The listing below is to be output in its exact form.

══ DATASET RECORDS

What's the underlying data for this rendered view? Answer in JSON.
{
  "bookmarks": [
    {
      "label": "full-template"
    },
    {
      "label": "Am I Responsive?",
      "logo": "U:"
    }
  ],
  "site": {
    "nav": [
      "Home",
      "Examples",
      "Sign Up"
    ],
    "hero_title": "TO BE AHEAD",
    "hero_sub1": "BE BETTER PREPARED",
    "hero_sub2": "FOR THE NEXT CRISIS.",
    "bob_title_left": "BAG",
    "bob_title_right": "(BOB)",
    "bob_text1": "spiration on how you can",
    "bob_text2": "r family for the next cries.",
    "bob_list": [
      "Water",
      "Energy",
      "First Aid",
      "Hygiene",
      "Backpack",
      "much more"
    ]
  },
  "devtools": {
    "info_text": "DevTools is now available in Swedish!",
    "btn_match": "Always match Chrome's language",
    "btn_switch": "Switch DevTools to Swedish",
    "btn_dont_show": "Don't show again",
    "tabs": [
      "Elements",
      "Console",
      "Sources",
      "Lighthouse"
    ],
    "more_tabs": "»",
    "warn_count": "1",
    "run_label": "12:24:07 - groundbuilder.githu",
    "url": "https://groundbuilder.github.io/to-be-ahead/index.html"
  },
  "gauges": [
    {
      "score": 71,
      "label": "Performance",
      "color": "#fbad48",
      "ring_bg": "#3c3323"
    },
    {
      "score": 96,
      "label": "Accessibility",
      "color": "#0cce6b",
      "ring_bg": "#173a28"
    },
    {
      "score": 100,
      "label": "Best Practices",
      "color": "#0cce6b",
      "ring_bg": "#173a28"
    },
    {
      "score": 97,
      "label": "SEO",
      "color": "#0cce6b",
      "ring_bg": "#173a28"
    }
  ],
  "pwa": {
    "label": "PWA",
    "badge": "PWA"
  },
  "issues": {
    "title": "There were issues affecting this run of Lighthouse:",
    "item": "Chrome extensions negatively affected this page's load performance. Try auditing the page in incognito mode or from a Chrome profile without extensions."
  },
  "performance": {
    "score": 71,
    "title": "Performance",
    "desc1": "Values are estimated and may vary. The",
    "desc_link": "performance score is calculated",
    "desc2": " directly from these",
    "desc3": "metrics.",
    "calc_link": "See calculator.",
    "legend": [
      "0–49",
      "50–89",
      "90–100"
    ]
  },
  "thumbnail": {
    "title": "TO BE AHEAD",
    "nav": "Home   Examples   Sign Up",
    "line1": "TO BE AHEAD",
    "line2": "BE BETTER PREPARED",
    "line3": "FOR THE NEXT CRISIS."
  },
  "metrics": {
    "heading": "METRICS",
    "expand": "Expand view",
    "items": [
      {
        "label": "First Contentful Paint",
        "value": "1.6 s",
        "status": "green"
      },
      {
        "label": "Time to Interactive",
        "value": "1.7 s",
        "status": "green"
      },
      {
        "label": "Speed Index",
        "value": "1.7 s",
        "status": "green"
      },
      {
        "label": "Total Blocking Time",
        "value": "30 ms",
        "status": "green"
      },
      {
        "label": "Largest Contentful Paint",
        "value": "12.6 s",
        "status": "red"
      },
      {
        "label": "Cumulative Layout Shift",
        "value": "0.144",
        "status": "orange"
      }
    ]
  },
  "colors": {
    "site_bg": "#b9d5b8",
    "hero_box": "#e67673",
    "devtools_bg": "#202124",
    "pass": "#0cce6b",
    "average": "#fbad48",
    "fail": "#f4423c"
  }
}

════

= EXERCISE ANSWER =
What's the underlying data for this rendered view? Answer in JSON.
{
  "bookmarks": [
    {
      "label": "full-template"
    },
    {
      "label": "Am I Responsive?",
      "logo": "U:"
    }
  ],
  "site": {
    "nav": [
      "Home",
      "Examples",
      "Sign Up"
    ],
    "hero_title": "TO BE AHEAD",
    "hero_sub1": "BE BETTER PREPARED",
    "hero_sub2": "FOR THE NEXT CRISIS.",
    "bob_title_left": "BAG",
    "bob_title_right": "(BOB)",
    "bob_text1": "spiration on how you can",
    "bob_text2": "r family for the next cries.",
    "bob_list": [
      "Water",
      "Energy",
      "First Aid",
      "Hygiene",
      "Backpack",
      "much more"
    ]
  },
  "devtools": {
    "info_text": "DevTools is now available in Swedish!",
    "btn_match": "Always match Chrome's language",
    "btn_switch": "Switch DevTools to Swedish",
    "btn_dont_show": "Don't show again",
    "tabs": [
      "Elements",
      "Console",
      "Sources",
      "Lighthouse"
    ],
    "more_tabs": "»",
    "warn_count": "1",
    "run_label": "12:24:07 - groundbuilder.githu",
    "url": "https://groundbuilder.github.io/to-be-ahead/index.html"
  },
  "gauges": [
    {
      "score": 71,
      "label": "Performance",
      "color": "#fbad48",
      "ring_bg": "#3c3323"
    },
    {
      "score": 96,
      "label": "Accessibility",
      "color": "#0cce6b",
      "ring_bg": "#173a28"
    },
    {
      "score": 100,
      "label": "Best Practices",
      "color": "#0cce6b",
      "ring_bg": "#173a28"
    },
    {
      "score": 97,
      "label": "SEO",
      "color": "#0cce6b",
      "ring_bg": "#173a28"
    }
  ],
  "pwa": {
    "label": "PWA",
    "badge": "PWA"
  },
  "issues": {
    "title": "There were issues affecting this run of Lighthouse:",
    "item": "Chrome extensions negatively affected this page's load performance. Try auditing the page in incognito mode or from a Chrome profile without extensions."
  },
  "performance": {
    "score": 71,
    "title": "Performance",
    "desc1": "Values are estimated and may vary. The",
    "desc_link": "performance score is calculated",
    "desc2": " directly from these",
    "desc3": "metrics.",
    "calc_link": "See calculator.",
    "legend": [
      "0–49",
      "50–89",
      "90–100"
    ]
  },
  "thumbnail": {
    "title": "TO BE AHEAD",
    "nav": "Home   Examples   Sign Up",
    "line1": "TO BE AHEAD",
    "line2": "BE BETTER PREPARED",
    "line3": "FOR THE NEXT CRISIS."
  },
  "metrics": {
    "heading": "METRICS",
    "expand": "Expand view",
    "items": [
      {
        "label": "First Contentful Paint",
        "value": "1.6 s",
        "status": "green"
      },
      {
        "label": "Time to Interactive",
        "value": "1.7 s",
        "status": "green"
      },
      {
        "label": "Speed Index",
        "value": "1.7 s",
        "status": "green"
      },
      {
        "label": "Total Blocking Time",
        "value": "30 ms",
        "status": "green"
      },
      {
        "label": "Largest Contentful Paint",
        "value": "12.6 s",
        "status": "red"
      },
      {
        "label": "Cumulative Layout Shift",
        "value": "0.144",
        "status": "orange"
      }
    ]
  },
  "colors": {
    "site_bg": "#b9d5b8",
    "hero_box": "#e67673",
    "devtools_bg": "#202124",
    "pass": "#0cce6b",
    "average": "#fbad48",
    "fail": "#f4423c"
  }
}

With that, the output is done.